PROBLEM REQUIREMENTS
Copy each line below in which the word "positive" occurs.

RECORDS TO USE
%%
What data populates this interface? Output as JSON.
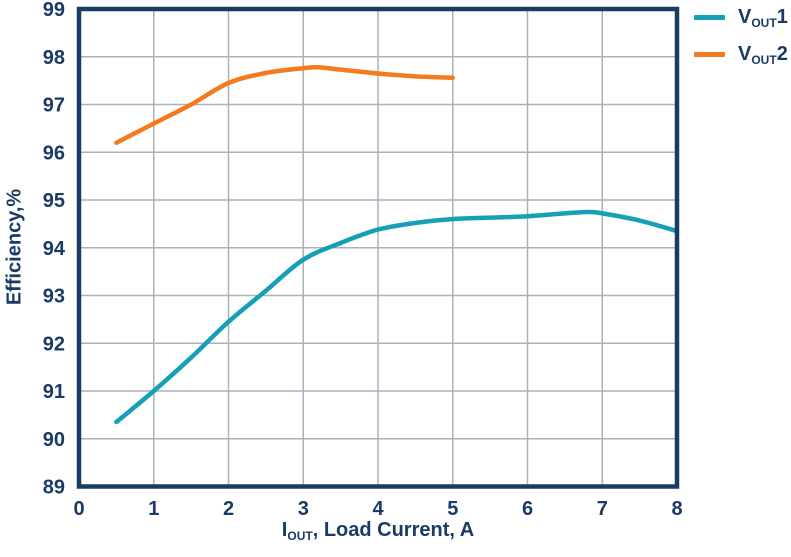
{
  "chart_data": {
    "type": "line",
    "title": "",
    "xlabel_parts": [
      {
        "text": "I"
      },
      {
        "text": "OUT",
        "sub": true
      },
      {
        "text": ", Load Current, A"
      }
    ],
    "ylabel": "Efficiency,%",
    "xlim": [
      0,
      8
    ],
    "ylim": [
      89,
      99
    ],
    "x_ticks": [
      0,
      1,
      2,
      3,
      4,
      5,
      6,
      7,
      8
    ],
    "y_ticks": [
      89,
      90,
      91,
      92,
      93,
      94,
      95,
      96,
      97,
      98,
      99
    ],
    "grid": true,
    "legend_position": "top-right-outside",
    "series": [
      {
        "name": "VOUT1",
        "name_parts": [
          {
            "text": "V"
          },
          {
            "text": "OUT",
            "sub": true
          },
          {
            "text": "1"
          }
        ],
        "color": "#15a0b6",
        "x": [
          0.5,
          1,
          1.5,
          2,
          2.5,
          3,
          3.5,
          4,
          4.5,
          5,
          5.5,
          6,
          6.5,
          6.8,
          7,
          7.5,
          8
        ],
        "y": [
          90.35,
          91.0,
          91.7,
          92.45,
          93.1,
          93.75,
          94.1,
          94.38,
          94.52,
          94.6,
          94.63,
          94.66,
          94.72,
          94.75,
          94.72,
          94.57,
          94.35
        ]
      },
      {
        "name": "VOUT2",
        "name_parts": [
          {
            "text": "V"
          },
          {
            "text": "OUT",
            "sub": true
          },
          {
            "text": "2"
          }
        ],
        "color": "#f47a20",
        "x": [
          0.5,
          1,
          1.5,
          2,
          2.5,
          3,
          3.2,
          3.5,
          4,
          4.5,
          5
        ],
        "y": [
          96.2,
          96.6,
          97.0,
          97.45,
          97.66,
          97.76,
          97.78,
          97.73,
          97.65,
          97.59,
          97.56
        ]
      }
    ]
  },
  "colors": {
    "axis_text": "#1a3b66",
    "plot_border": "#1a3b66",
    "gridline": "#a9b2bb",
    "background": "#ffffff"
  }
}
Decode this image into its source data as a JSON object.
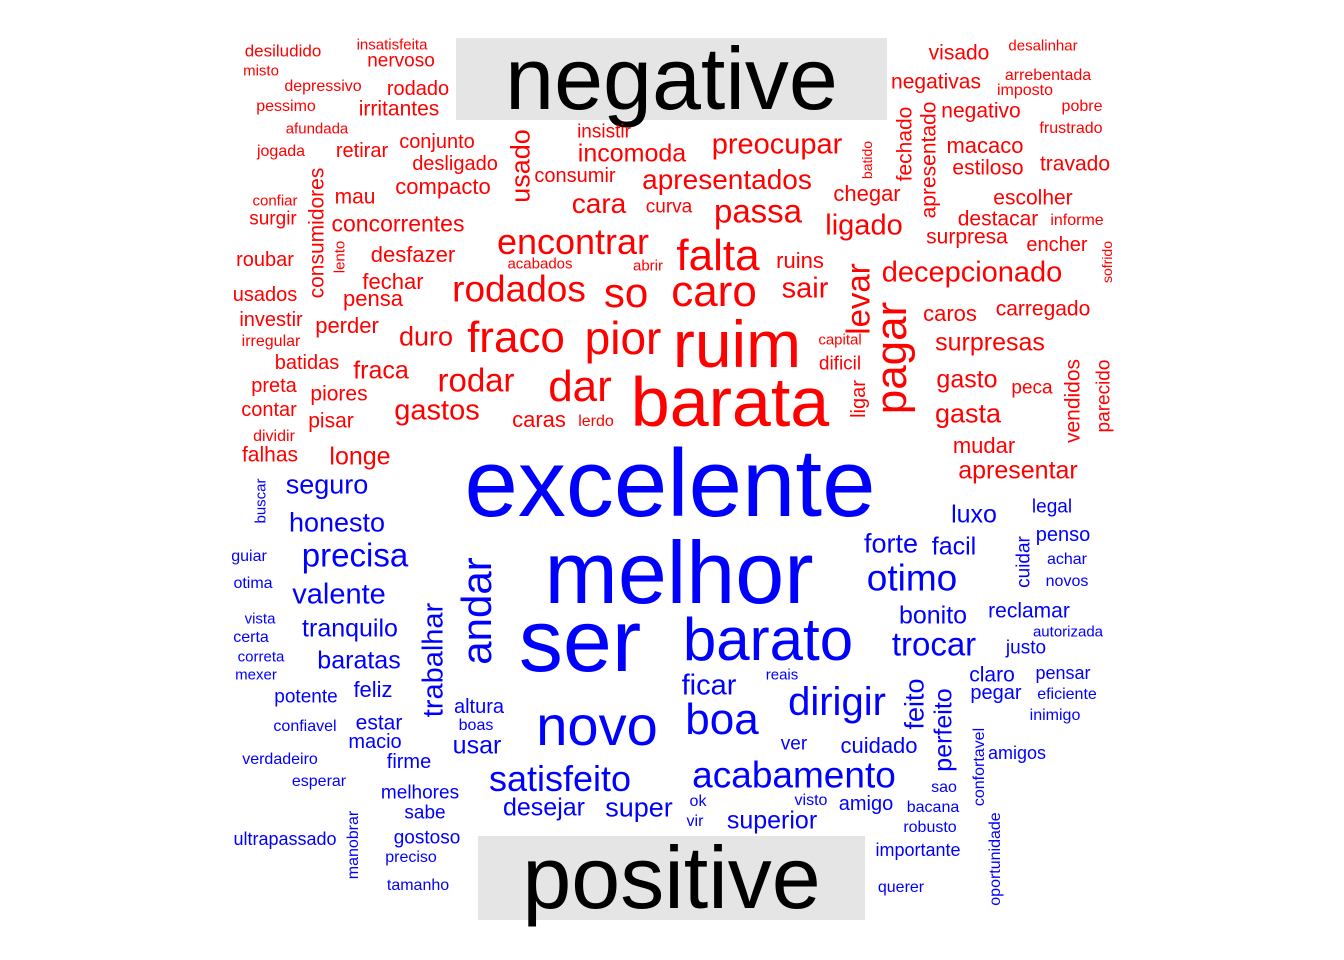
{
  "labels": {
    "negative": "negative",
    "positive": "positive"
  },
  "colors": {
    "negative": "#ff0000",
    "positive": "#0000ff",
    "label_bg": "#e5e5e5",
    "label_text": "#000000"
  },
  "words": {
    "negative": [
      "desiludido",
      "insatisfeita",
      "nervoso",
      "misto",
      "depressivo",
      "rodado",
      "pessimo",
      "irritantes",
      "afundada",
      "jogada",
      "conjunto",
      "retirar",
      "desligado",
      "insistir",
      "usado",
      "incomoda",
      "preocupar",
      "batido",
      "fechado",
      "apresentado",
      "visado",
      "desalinhar",
      "negativas",
      "arrebentada",
      "imposto",
      "negativo",
      "pobre",
      "frustrado",
      "macaco",
      "estiloso",
      "travado",
      "confiar",
      "surgir",
      "consumidores",
      "mau",
      "compacto",
      "consumir",
      "apresentados",
      "curva",
      "chegar",
      "escolher",
      "destacar",
      "informe",
      "concorrentes",
      "cara",
      "passa",
      "ligado",
      "surpresa",
      "encher",
      "lento",
      "roubar",
      "desfazer",
      "encontrar",
      "acabados",
      "abrir",
      "ruins",
      "decepcionado",
      "sofrido",
      "usados",
      "fechar",
      "rodados",
      "so",
      "falta",
      "caro",
      "sair",
      "carregado",
      "pensa",
      "levar",
      "investir",
      "perder",
      "caros",
      "irregular",
      "duro",
      "fraco",
      "pior",
      "ruim",
      "capital",
      "pagar",
      "surpresas",
      "batidas",
      "dificil",
      "preta",
      "fraca",
      "rodar",
      "dar",
      "barata",
      "gasto",
      "peca",
      "vendidos",
      "parecido",
      "piores",
      "contar",
      "gastos",
      "ligar",
      "gasta",
      "pisar",
      "caras",
      "lerdo",
      "dividir",
      "mudar",
      "falhas",
      "longe",
      "apresentar"
    ],
    "positive": [
      "excelente",
      "seguro",
      "honesto",
      "buscar",
      "luxo",
      "legal",
      "penso",
      "melhor",
      "precisa",
      "forte",
      "facil",
      "andar",
      "cuidar",
      "achar",
      "guiar",
      "otimo",
      "otima",
      "novos",
      "valente",
      "vista",
      "bonito",
      "reclamar",
      "certa",
      "tranquilo",
      "ser",
      "barato",
      "trabalhar",
      "autorizada",
      "trocar",
      "correta",
      "baratas",
      "justo",
      "mexer",
      "reais",
      "claro",
      "pensar",
      "dirigir",
      "potente",
      "feliz",
      "ficar",
      "pegar",
      "eficiente",
      "altura",
      "feito",
      "novo",
      "boa",
      "inimigo",
      "confiavel",
      "estar",
      "boas",
      "macio",
      "usar",
      "perfeito",
      "confortavel",
      "verdadeiro",
      "cuidado",
      "amigos",
      "ver",
      "firme",
      "esperar",
      "satisfeito",
      "acabamento",
      "melhores",
      "sao",
      "visto",
      "ok",
      "bacana",
      "amigo",
      "desejar",
      "super",
      "manobrar",
      "sabe",
      "robusto",
      "vir",
      "superior",
      "ultrapassado",
      "gostoso",
      "importante",
      "oportunidade",
      "preciso",
      "querer",
      "tamanho"
    ]
  }
}
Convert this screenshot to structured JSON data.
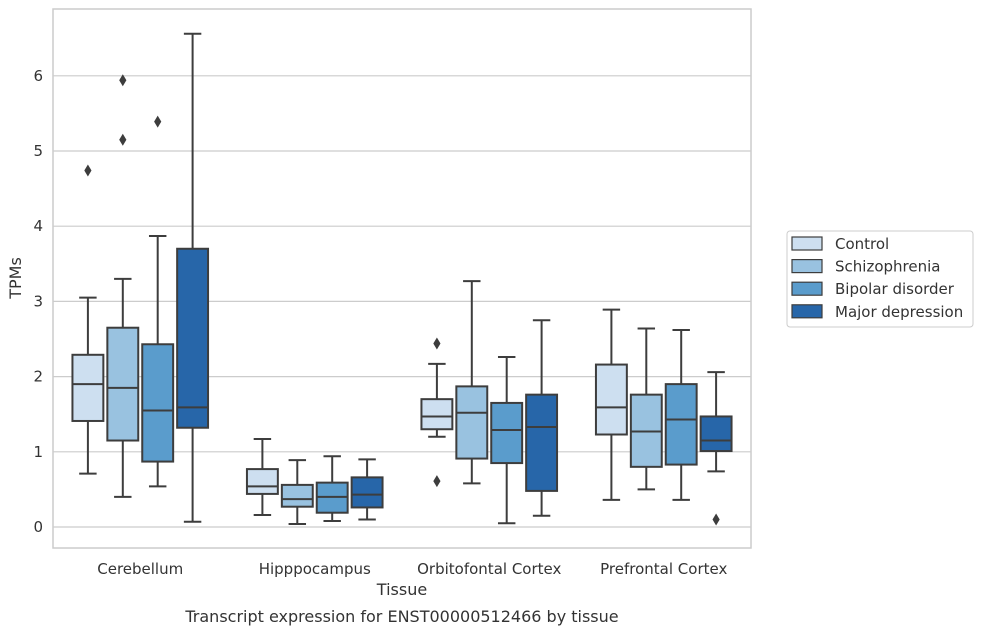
%%
SOLUTION FOR THIS PROBLEM
    "positive": "positive"
    "positive": "#0000ff",
    "positive": [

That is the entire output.